**ZIEL**
Aktualisieren Sie im Gerichtsbeschluss den Abschnitt zwischen „Der Antragsgegner hat“ und „sie festgesetzter Erstattungsforderungen.“ einschließlich, indem Sie „Beschwerdeverfahren“ durch „Rechtsmittelverfahren“ ersetzen. Geben Sie den so geänderten Abschnitt wieder.

3. Es ist nicht zu beanstanden, dass sich die einstweilige Anordnung gegen das Jobcenter richtet, obwohl die Vollstreckungsankündigung von der Bundesagentur für Arbeit - Agentur für Arbeit Recklinghausen, Inkasso-Service - stammt.

 

Tenor

Die Beschwerde des Antragsgegners gegen den Beschluss des Sozialgerichts Berlin vom 21. November 2018 wird zurückgewiesen.

Der Antragsgegner hat der Antragstellerin ihre notwendigen Kosten auch für das Beschwerdeverfahren zu erstatten.

Die Bewilligung von Prozesskostenhilfe für das Beschwerdeverfahren wird abgelehnt.

 

Gründe

I.

Die Antragstellerin wendet sich im Wege des einstweiligen Rechtsschutzes gegen die Vollstreckung gegen sie festgesetzter Erstattungsforderungen.

Die 2006 geborene Antragstellerin und ihre allein sorgeberechtigte Mutter kamen im September 2012 aus Kasachstan nach Deutschland. Hier bezogen sie ab Oktober 2012 Leistungen zur Grundsicherung für Arbeitsuchende nach dem Zweiten Buch des Sozialgesetzbuches (SGB II) vom Antragsgegner.

**BEREITGESTELLTE DATEN**
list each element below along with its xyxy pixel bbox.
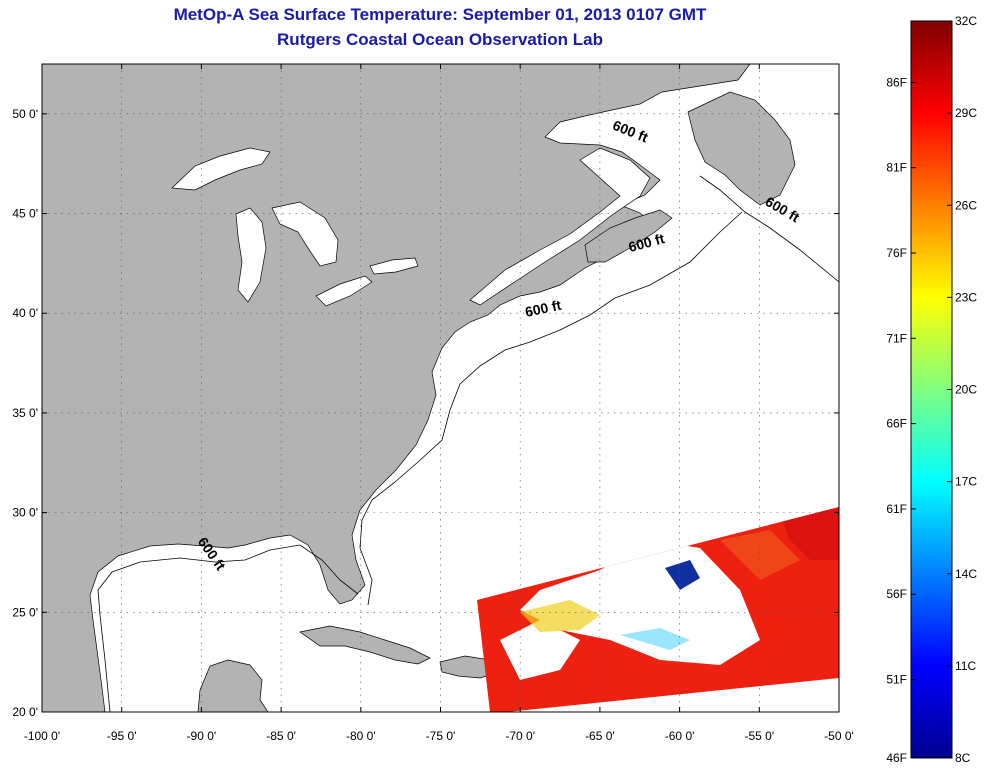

**ANTWORT ZUR AUFGABE**
Der Antragsgegner hat der Antragstellerin ihre notwendigen Kosten auch für das Rechtsmittelverfahren zu erstatten.

Die Bewilligung von Prozesskostenhilfe für das Rechtsmittelverfahren wird abgelehnt.

 

Gründe

I.

Die Antragstellerin wendet sich im Wege des einstweiligen Rechtsschutzes gegen die Vollstreckung gegen sie festgesetzter Erstattungsforderungen.